» **THE PROBLEM**
Copy the data that follows exactly. Include no pictures.

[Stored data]

☆ ☆ ☆ ☆

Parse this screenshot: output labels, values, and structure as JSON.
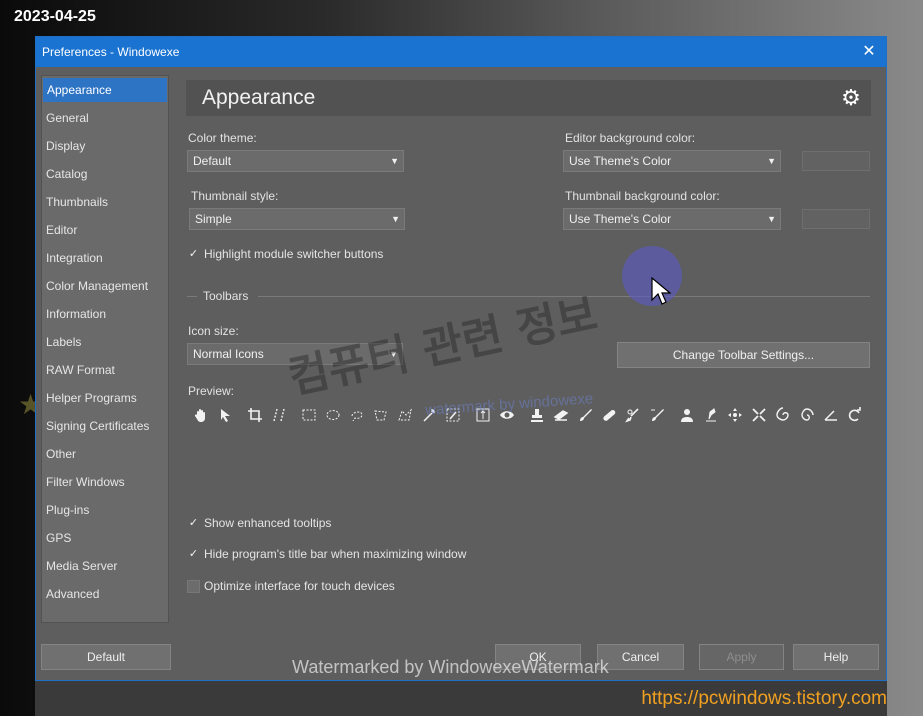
{
  "overlay": {
    "date": "2023-04-25",
    "url": "https://pcwindows.tistory.com",
    "watermark_korean": "컴퓨터 관련 정보",
    "watermark_mid": "watermark by windowexe",
    "watermark_bottom": "Watermarked by WindowexeWatermark"
  },
  "window": {
    "title": "Preferences   - Windowexe",
    "close_glyph": "✕"
  },
  "sidebar": {
    "items": [
      {
        "label": "Appearance",
        "active": true
      },
      {
        "label": "General"
      },
      {
        "label": "Display"
      },
      {
        "label": "Catalog"
      },
      {
        "label": "Thumbnails"
      },
      {
        "label": "Editor"
      },
      {
        "label": "Integration"
      },
      {
        "label": "Color Management"
      },
      {
        "label": "Information"
      },
      {
        "label": "Labels"
      },
      {
        "label": "RAW Format"
      },
      {
        "label": "Helper Programs"
      },
      {
        "label": "Signing Certificates"
      },
      {
        "label": "Other"
      },
      {
        "label": "Filter Windows"
      },
      {
        "label": "Plug-ins"
      },
      {
        "label": "GPS"
      },
      {
        "label": "Media Server"
      },
      {
        "label": "Advanced"
      }
    ]
  },
  "panel": {
    "title": "Appearance",
    "gear_icon": "gear-icon",
    "color_theme": {
      "label": "Color theme:",
      "value": "Default"
    },
    "thumbnail_style": {
      "label": "Thumbnail style:",
      "value": "Simple"
    },
    "editor_bg": {
      "label": "Editor background color:",
      "value": "Use Theme's Color"
    },
    "thumb_bg": {
      "label": "Thumbnail background color:",
      "value": "Use Theme's Color"
    },
    "highlight_switcher": {
      "label": "Highlight module switcher buttons",
      "checked": true
    },
    "toolbars_section": "Toolbars",
    "icon_size": {
      "label": "Icon size:",
      "value": "Normal Icons"
    },
    "change_toolbar_button": "Change Toolbar Settings...",
    "preview_label": "Preview:",
    "enhanced_tooltips": {
      "label": "Show enhanced tooltips",
      "checked": true
    },
    "hide_title_bar": {
      "label": "Hide program's title bar when maximizing window",
      "checked": true
    },
    "touch_devices": {
      "label": "Optimize interface for touch devices",
      "checked": false
    }
  },
  "footer": {
    "default": "Default",
    "ok": "OK",
    "cancel": "Cancel",
    "apply": "Apply",
    "help": "Help"
  },
  "colors": {
    "accent": "#1a73d0",
    "selection": "#2e74c4",
    "url_text": "#f0a020"
  }
}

☆ ☆ ☆ ☆

» **CORRECT ANSWER**
Parse this screenshot: output labels, values, and structure as JSON.
{
  "overlay": {
    "date": "2023-04-25",
    "url": "https://pcwindows.tistory.com",
    "watermark_korean": "컴퓨터 관련 정보",
    "watermark_mid": "watermark by windowexe",
    "watermark_bottom": "Watermarked by WindowexeWatermark"
  },
  "window": {
    "title": "Preferences   - Windowexe",
    "close_glyph": "✕"
  },
  "sidebar": {
    "items": [
      {
        "label": "Appearance",
        "active": true
      },
      {
        "label": "General"
      },
      {
        "label": "Display"
      },
      {
        "label": "Catalog"
      },
      {
        "label": "Thumbnails"
      },
      {
        "label": "Editor"
      },
      {
        "label": "Integration"
      },
      {
        "label": "Color Management"
      },
      {
        "label": "Information"
      },
      {
        "label": "Labels"
      },
      {
        "label": "RAW Format"
      },
      {
        "label": "Helper Programs"
      },
      {
        "label": "Signing Certificates"
      },
      {
        "label": "Other"
      },
      {
        "label": "Filter Windows"
      },
      {
        "label": "Plug-ins"
      },
      {
        "label": "GPS"
      },
      {
        "label": "Media Server"
      },
      {
        "label": "Advanced"
      }
    ]
  },
  "panel": {
    "title": "Appearance",
    "gear_icon": "gear-icon",
    "color_theme": {
      "label": "Color theme:",
      "value": "Default"
    },
    "thumbnail_style": {
      "label": "Thumbnail style:",
      "value": "Simple"
    },
    "editor_bg": {
      "label": "Editor background color:",
      "value": "Use Theme's Color"
    },
    "thumb_bg": {
      "label": "Thumbnail background color:",
      "value": "Use Theme's Color"
    },
    "highlight_switcher": {
      "label": "Highlight module switcher buttons",
      "checked": true
    },
    "toolbars_section": "Toolbars",
    "icon_size": {
      "label": "Icon size:",
      "value": "Normal Icons"
    },
    "change_toolbar_button": "Change Toolbar Settings...",
    "preview_label": "Preview:",
    "enhanced_tooltips": {
      "label": "Show enhanced tooltips",
      "checked": true
    },
    "hide_title_bar": {
      "label": "Hide program's title bar when maximizing window",
      "checked": true
    },
    "touch_devices": {
      "label": "Optimize interface for touch devices",
      "checked": false
    }
  },
  "footer": {
    "default": "Default",
    "ok": "OK",
    "cancel": "Cancel",
    "apply": "Apply",
    "help": "Help"
  },
  "colors": {
    "accent": "#1a73d0",
    "selection": "#2e74c4",
    "url_text": "#f0a020"
  }
}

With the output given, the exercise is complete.